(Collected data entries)

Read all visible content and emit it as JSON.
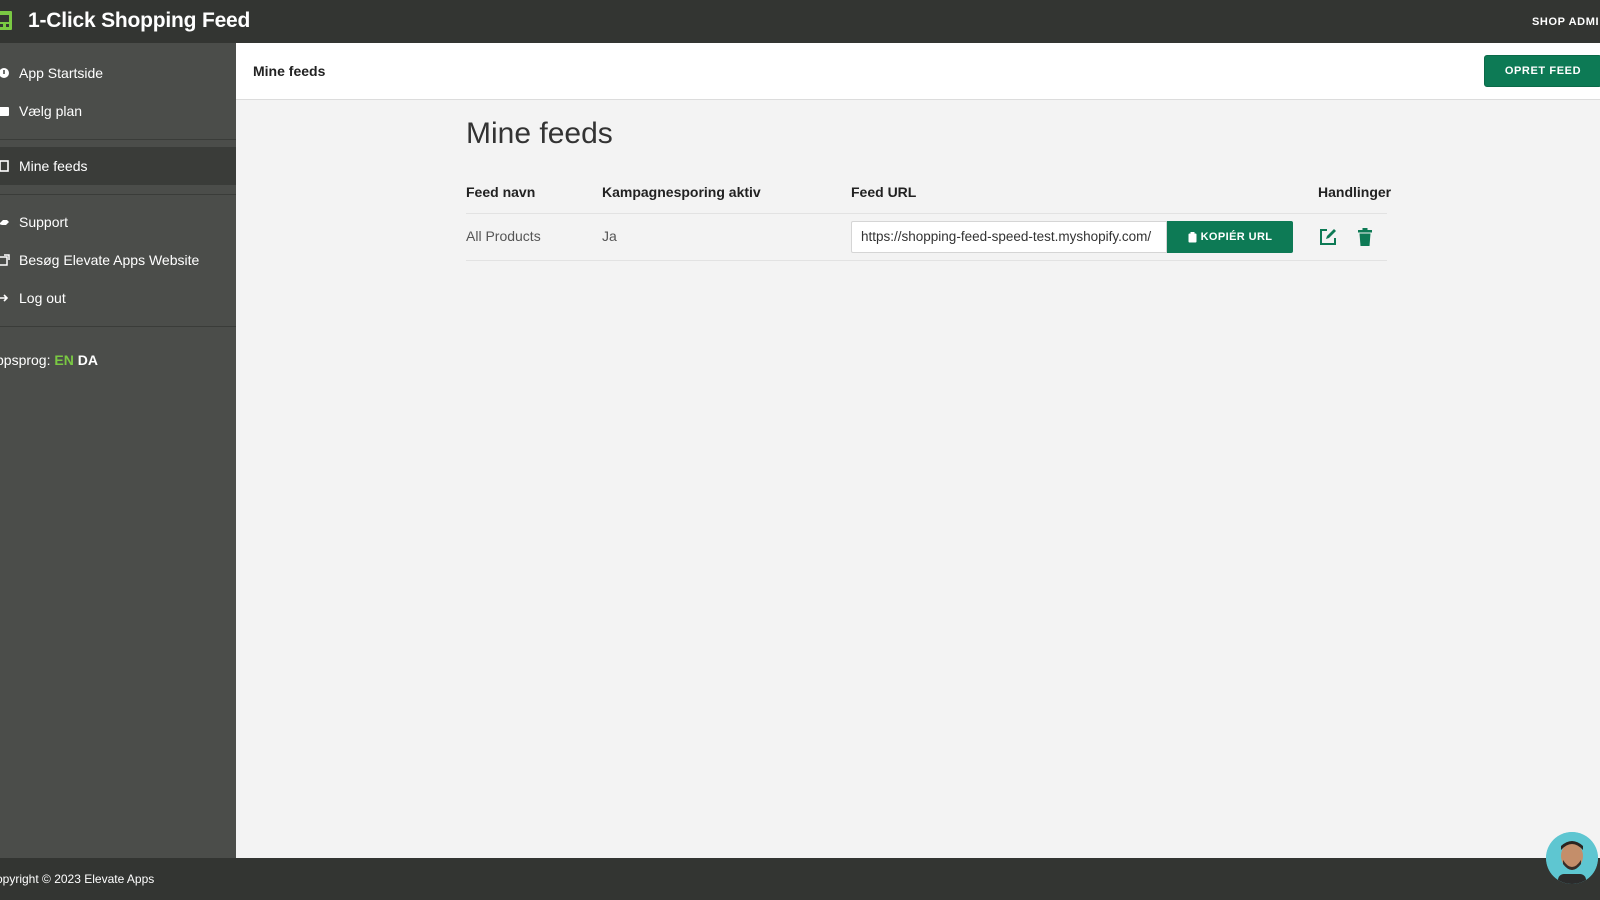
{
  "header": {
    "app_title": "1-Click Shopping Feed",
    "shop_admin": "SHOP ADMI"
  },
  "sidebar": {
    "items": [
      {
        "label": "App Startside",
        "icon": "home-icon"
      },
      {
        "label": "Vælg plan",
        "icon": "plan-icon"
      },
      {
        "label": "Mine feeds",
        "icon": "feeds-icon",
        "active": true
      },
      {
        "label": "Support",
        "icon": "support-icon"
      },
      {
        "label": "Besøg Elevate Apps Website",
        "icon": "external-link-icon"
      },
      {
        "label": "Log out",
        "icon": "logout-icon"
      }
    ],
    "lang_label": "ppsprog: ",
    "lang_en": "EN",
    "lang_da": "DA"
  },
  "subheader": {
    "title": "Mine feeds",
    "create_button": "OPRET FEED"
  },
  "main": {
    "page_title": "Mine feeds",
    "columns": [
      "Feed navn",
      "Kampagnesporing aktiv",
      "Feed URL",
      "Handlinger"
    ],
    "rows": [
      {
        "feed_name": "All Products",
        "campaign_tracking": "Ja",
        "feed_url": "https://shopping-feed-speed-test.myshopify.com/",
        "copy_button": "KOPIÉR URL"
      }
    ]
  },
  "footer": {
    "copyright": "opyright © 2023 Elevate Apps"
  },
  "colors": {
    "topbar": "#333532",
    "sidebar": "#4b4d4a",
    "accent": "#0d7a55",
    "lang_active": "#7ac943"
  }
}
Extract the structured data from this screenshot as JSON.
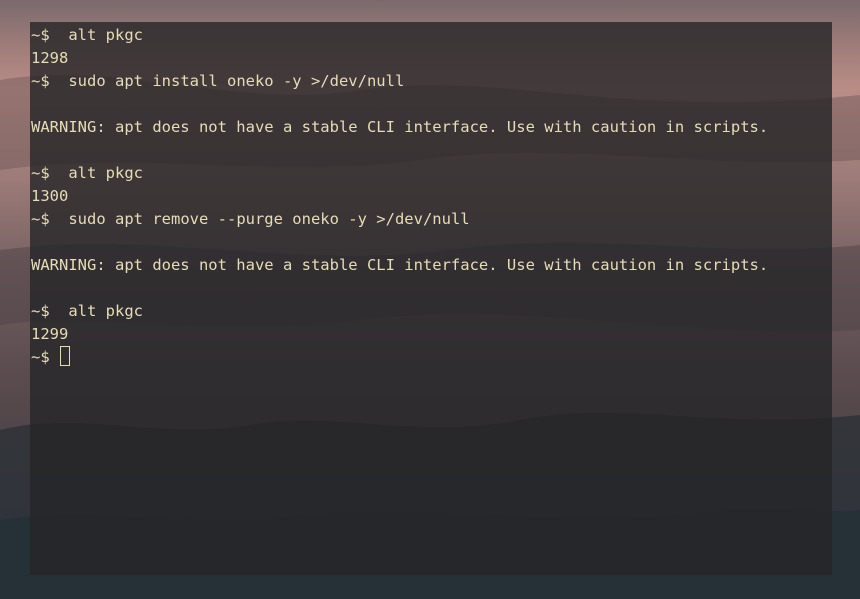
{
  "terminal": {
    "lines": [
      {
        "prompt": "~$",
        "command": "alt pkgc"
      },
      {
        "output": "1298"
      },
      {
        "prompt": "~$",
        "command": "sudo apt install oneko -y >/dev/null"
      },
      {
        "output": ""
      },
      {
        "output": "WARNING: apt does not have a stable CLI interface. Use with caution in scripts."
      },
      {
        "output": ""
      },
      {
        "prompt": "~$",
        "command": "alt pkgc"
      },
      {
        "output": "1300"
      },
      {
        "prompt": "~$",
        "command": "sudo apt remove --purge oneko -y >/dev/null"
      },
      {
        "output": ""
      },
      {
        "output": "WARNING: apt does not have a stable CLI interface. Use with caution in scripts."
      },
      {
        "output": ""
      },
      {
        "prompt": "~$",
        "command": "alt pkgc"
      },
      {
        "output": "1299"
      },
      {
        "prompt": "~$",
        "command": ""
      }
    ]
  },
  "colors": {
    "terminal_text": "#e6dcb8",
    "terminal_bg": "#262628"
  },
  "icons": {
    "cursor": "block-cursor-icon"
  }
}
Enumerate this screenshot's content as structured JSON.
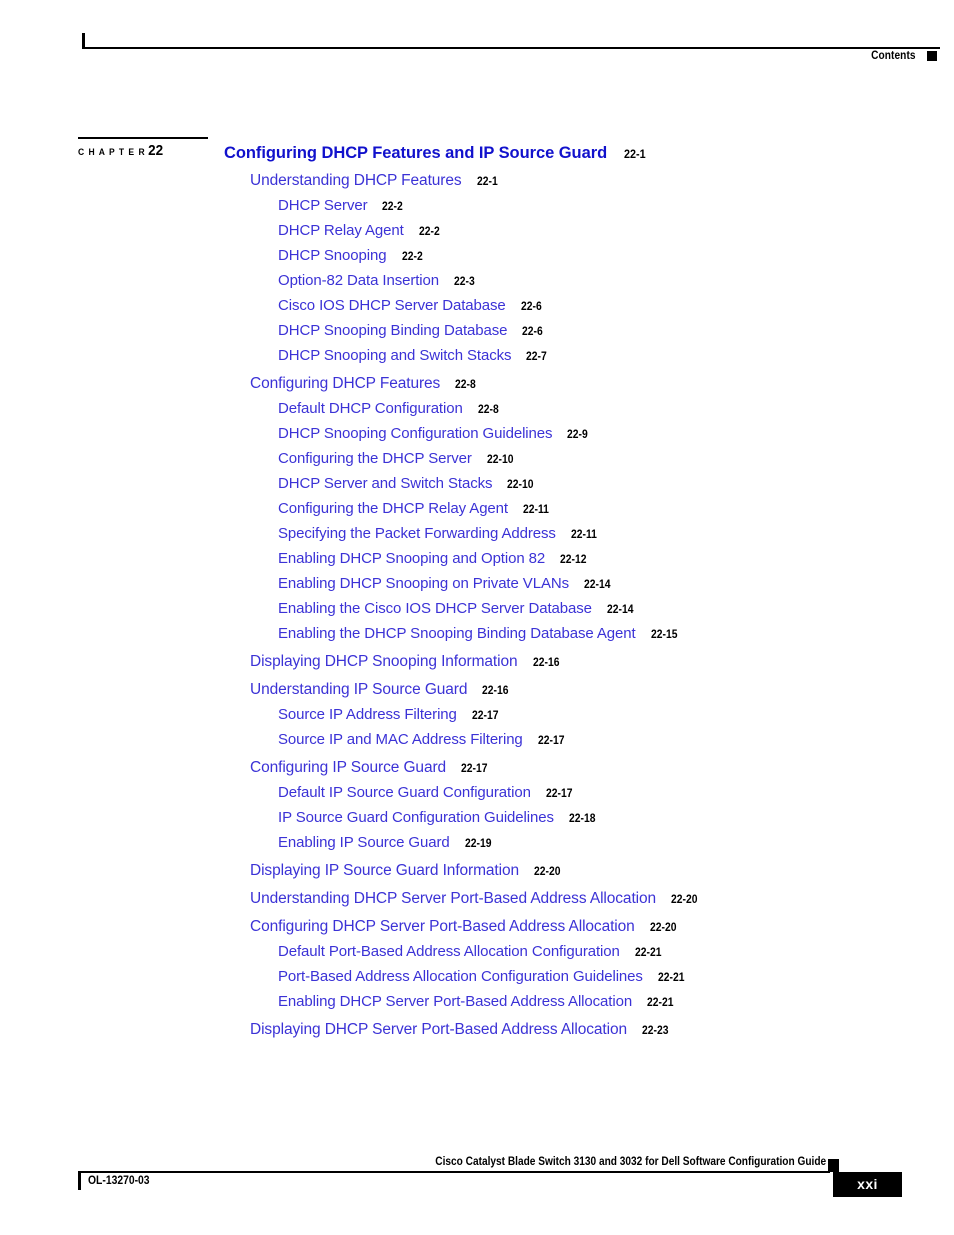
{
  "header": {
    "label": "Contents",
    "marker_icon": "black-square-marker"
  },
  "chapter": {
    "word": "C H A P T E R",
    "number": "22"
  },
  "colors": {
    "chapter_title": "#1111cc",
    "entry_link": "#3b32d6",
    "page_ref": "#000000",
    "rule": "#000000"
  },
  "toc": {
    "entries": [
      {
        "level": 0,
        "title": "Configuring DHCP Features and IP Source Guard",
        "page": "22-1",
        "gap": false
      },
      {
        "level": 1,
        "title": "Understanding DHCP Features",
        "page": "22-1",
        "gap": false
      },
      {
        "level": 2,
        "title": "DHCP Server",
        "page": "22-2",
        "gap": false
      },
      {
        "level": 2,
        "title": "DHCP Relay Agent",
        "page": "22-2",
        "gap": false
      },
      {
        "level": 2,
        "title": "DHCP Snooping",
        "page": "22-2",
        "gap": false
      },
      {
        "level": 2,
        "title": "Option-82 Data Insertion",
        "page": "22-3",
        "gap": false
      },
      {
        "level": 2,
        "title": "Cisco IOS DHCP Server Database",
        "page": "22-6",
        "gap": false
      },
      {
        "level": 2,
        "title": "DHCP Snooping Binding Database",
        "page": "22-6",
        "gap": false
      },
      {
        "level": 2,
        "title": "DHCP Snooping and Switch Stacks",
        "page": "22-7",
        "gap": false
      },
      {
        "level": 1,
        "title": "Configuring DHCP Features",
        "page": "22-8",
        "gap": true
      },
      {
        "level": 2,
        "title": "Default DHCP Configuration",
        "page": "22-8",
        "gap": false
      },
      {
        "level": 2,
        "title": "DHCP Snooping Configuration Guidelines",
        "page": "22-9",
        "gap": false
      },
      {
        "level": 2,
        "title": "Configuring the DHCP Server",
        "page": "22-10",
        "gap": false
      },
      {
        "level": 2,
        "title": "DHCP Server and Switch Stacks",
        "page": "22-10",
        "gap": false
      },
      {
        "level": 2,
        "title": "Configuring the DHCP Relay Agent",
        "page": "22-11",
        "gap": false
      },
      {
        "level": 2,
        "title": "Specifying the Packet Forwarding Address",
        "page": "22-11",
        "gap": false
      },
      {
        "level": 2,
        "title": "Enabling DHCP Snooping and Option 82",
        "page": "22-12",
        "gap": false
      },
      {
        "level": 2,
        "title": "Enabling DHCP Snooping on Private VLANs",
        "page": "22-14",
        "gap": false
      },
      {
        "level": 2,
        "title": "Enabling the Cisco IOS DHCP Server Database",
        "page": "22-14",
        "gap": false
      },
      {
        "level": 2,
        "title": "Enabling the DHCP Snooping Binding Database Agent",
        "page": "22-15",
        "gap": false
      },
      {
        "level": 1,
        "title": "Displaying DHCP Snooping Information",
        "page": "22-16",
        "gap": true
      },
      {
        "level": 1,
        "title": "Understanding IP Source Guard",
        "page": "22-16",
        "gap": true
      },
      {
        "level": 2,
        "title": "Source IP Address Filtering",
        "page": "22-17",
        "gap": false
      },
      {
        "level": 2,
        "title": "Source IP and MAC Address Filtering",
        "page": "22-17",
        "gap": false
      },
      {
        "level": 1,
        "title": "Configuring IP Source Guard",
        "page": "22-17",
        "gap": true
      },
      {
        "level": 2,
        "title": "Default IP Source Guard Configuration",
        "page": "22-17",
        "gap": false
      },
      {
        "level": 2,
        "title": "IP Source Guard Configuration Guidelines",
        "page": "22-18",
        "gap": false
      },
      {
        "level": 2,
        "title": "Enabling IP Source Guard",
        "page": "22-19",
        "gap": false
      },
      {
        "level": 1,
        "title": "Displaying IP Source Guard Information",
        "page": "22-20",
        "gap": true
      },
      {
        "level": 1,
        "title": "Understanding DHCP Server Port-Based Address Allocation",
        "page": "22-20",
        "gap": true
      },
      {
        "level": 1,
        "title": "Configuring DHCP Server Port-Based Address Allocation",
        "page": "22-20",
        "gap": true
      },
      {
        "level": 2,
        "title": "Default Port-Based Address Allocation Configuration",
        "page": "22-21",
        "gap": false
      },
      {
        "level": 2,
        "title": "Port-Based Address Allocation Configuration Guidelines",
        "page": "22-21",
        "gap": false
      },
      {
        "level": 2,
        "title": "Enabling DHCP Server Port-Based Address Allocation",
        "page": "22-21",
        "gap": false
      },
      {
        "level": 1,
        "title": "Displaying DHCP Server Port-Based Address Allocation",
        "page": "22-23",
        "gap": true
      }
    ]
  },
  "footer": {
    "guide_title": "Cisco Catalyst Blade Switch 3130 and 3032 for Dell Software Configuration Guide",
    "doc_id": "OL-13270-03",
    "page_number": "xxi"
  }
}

### DESCRIPTION OF THE TASK
Pictures are to be left out; the records above must be repeated word for word.

### ANSWER TO THIS TASK
Read all visible content and emit it as JSON.
{
  "header": {
    "app_title": "1-Click Shopping Feed",
    "shop_admin": "SHOP ADMI"
  },
  "sidebar": {
    "items": [
      {
        "label": "App Startside",
        "icon": "home-icon"
      },
      {
        "label": "Vælg plan",
        "icon": "plan-icon"
      },
      {
        "label": "Mine feeds",
        "icon": "feeds-icon",
        "active": true
      },
      {
        "label": "Support",
        "icon": "support-icon"
      },
      {
        "label": "Besøg Elevate Apps Website",
        "icon": "external-link-icon"
      },
      {
        "label": "Log out",
        "icon": "logout-icon"
      }
    ],
    "lang_label": "ppsprog: ",
    "lang_en": "EN",
    "lang_da": "DA"
  },
  "subheader": {
    "title": "Mine feeds",
    "create_button": "OPRET FEED"
  },
  "main": {
    "page_title": "Mine feeds",
    "columns": [
      "Feed navn",
      "Kampagnesporing aktiv",
      "Feed URL",
      "Handlinger"
    ],
    "rows": [
      {
        "feed_name": "All Products",
        "campaign_tracking": "Ja",
        "feed_url": "https://shopping-feed-speed-test.myshopify.com/",
        "copy_button": "KOPIÉR URL"
      }
    ]
  },
  "footer": {
    "copyright": "opyright © 2023 Elevate Apps"
  },
  "colors": {
    "topbar": "#333532",
    "sidebar": "#4b4d4a",
    "accent": "#0d7a55",
    "lang_active": "#7ac943"
  }
}
Extract the structured data from this screenshot as JSON.
{
  "terminal": {
    "lines": [
      {
        "prompt": "~$",
        "command": "alt pkgc"
      },
      {
        "output": "1298"
      },
      {
        "prompt": "~$",
        "command": "sudo apt install oneko -y >/dev/null"
      },
      {
        "output": ""
      },
      {
        "output": "WARNING: apt does not have a stable CLI interface. Use with caution in scripts."
      },
      {
        "output": ""
      },
      {
        "prompt": "~$",
        "command": "alt pkgc"
      },
      {
        "output": "1300"
      },
      {
        "prompt": "~$",
        "command": "sudo apt remove --purge oneko -y >/dev/null"
      },
      {
        "output": ""
      },
      {
        "output": "WARNING: apt does not have a stable CLI interface. Use with caution in scripts."
      },
      {
        "output": ""
      },
      {
        "prompt": "~$",
        "command": "alt pkgc"
      },
      {
        "output": "1299"
      },
      {
        "prompt": "~$",
        "command": ""
      }
    ]
  },
  "colors": {
    "terminal_text": "#e6dcb8",
    "terminal_bg": "#262628"
  },
  "icons": {
    "cursor": "block-cursor-icon"
  }
}
Enumerate this screenshot's content as structured JSON.
{
  "header": {
    "label": "Contents",
    "marker_icon": "black-square-marker"
  },
  "chapter": {
    "word": "C H A P T E R",
    "number": "22"
  },
  "colors": {
    "chapter_title": "#1111cc",
    "entry_link": "#3b32d6",
    "page_ref": "#000000",
    "rule": "#000000"
  },
  "toc": {
    "entries": [
      {
        "level": 0,
        "title": "Configuring DHCP Features and IP Source Guard",
        "page": "22-1",
        "gap": false
      },
      {
        "level": 1,
        "title": "Understanding DHCP Features",
        "page": "22-1",
        "gap": false
      },
      {
        "level": 2,
        "title": "DHCP Server",
        "page": "22-2",
        "gap": false
      },
      {
        "level": 2,
        "title": "DHCP Relay Agent",
        "page": "22-2",
        "gap": false
      },
      {
        "level": 2,
        "title": "DHCP Snooping",
        "page": "22-2",
        "gap": false
      },
      {
        "level": 2,
        "title": "Option-82 Data Insertion",
        "page": "22-3",
        "gap": false
      },
      {
        "level": 2,
        "title": "Cisco IOS DHCP Server Database",
        "page": "22-6",
        "gap": false
      },
      {
        "level": 2,
        "title": "DHCP Snooping Binding Database",
        "page": "22-6",
        "gap": false
      },
      {
        "level": 2,
        "title": "DHCP Snooping and Switch Stacks",
        "page": "22-7",
        "gap": false
      },
      {
        "level": 1,
        "title": "Configuring DHCP Features",
        "page": "22-8",
        "gap": true
      },
      {
        "level": 2,
        "title": "Default DHCP Configuration",
        "page": "22-8",
        "gap": false
      },
      {
        "level": 2,
        "title": "DHCP Snooping Configuration Guidelines",
        "page": "22-9",
        "gap": false
      },
      {
        "level": 2,
        "title": "Configuring the DHCP Server",
        "page": "22-10",
        "gap": false
      },
      {
        "level": 2,
        "title": "DHCP Server and Switch Stacks",
        "page": "22-10",
        "gap": false
      },
      {
        "level": 2,
        "title": "Configuring the DHCP Relay Agent",
        "page": "22-11",
        "gap": false
      },
      {
        "level": 2,
        "title": "Specifying the Packet Forwarding Address",
        "page": "22-11",
        "gap": false
      },
      {
        "level": 2,
        "title": "Enabling DHCP Snooping and Option 82",
        "page": "22-12",
        "gap": false
      },
      {
        "level": 2,
        "title": "Enabling DHCP Snooping on Private VLANs",
        "page": "22-14",
        "gap": false
      },
      {
        "level": 2,
        "title": "Enabling the Cisco IOS DHCP Server Database",
        "page": "22-14",
        "gap": false
      },
      {
        "level": 2,
        "title": "Enabling the DHCP Snooping Binding Database Agent",
        "page": "22-15",
        "gap": false
      },
      {
        "level": 1,
        "title": "Displaying DHCP Snooping Information",
        "page": "22-16",
        "gap": true
      },
      {
        "level": 1,
        "title": "Understanding IP Source Guard",
        "page": "22-16",
        "gap": true
      },
      {
        "level": 2,
        "title": "Source IP Address Filtering",
        "page": "22-17",
        "gap": false
      },
      {
        "level": 2,
        "title": "Source IP and MAC Address Filtering",
        "page": "22-17",
        "gap": false
      },
      {
        "level": 1,
        "title": "Configuring IP Source Guard",
        "page": "22-17",
        "gap": true
      },
      {
        "level": 2,
        "title": "Default IP Source Guard Configuration",
        "page": "22-17",
        "gap": false
      },
      {
        "level": 2,
        "title": "IP Source Guard Configuration Guidelines",
        "page": "22-18",
        "gap": false
      },
      {
        "level": 2,
        "title": "Enabling IP Source Guard",
        "page": "22-19",
        "gap": false
      },
      {
        "level": 1,
        "title": "Displaying IP Source Guard Information",
        "page": "22-20",
        "gap": true
      },
      {
        "level": 1,
        "title": "Understanding DHCP Server Port-Based Address Allocation",
        "page": "22-20",
        "gap": true
      },
      {
        "level": 1,
        "title": "Configuring DHCP Server Port-Based Address Allocation",
        "page": "22-20",
        "gap": true
      },
      {
        "level": 2,
        "title": "Default Port-Based Address Allocation Configuration",
        "page": "22-21",
        "gap": false
      },
      {
        "level": 2,
        "title": "Port-Based Address Allocation Configuration Guidelines",
        "page": "22-21",
        "gap": false
      },
      {
        "level": 2,
        "title": "Enabling DHCP Server Port-Based Address Allocation",
        "page": "22-21",
        "gap": false
      },
      {
        "level": 1,
        "title": "Displaying DHCP Server Port-Based Address Allocation",
        "page": "22-23",
        "gap": true
      }
    ]
  },
  "footer": {
    "guide_title": "Cisco Catalyst Blade Switch 3130 and 3032 for Dell Software Configuration Guide",
    "doc_id": "OL-13270-03",
    "page_number": "xxi"
  }
}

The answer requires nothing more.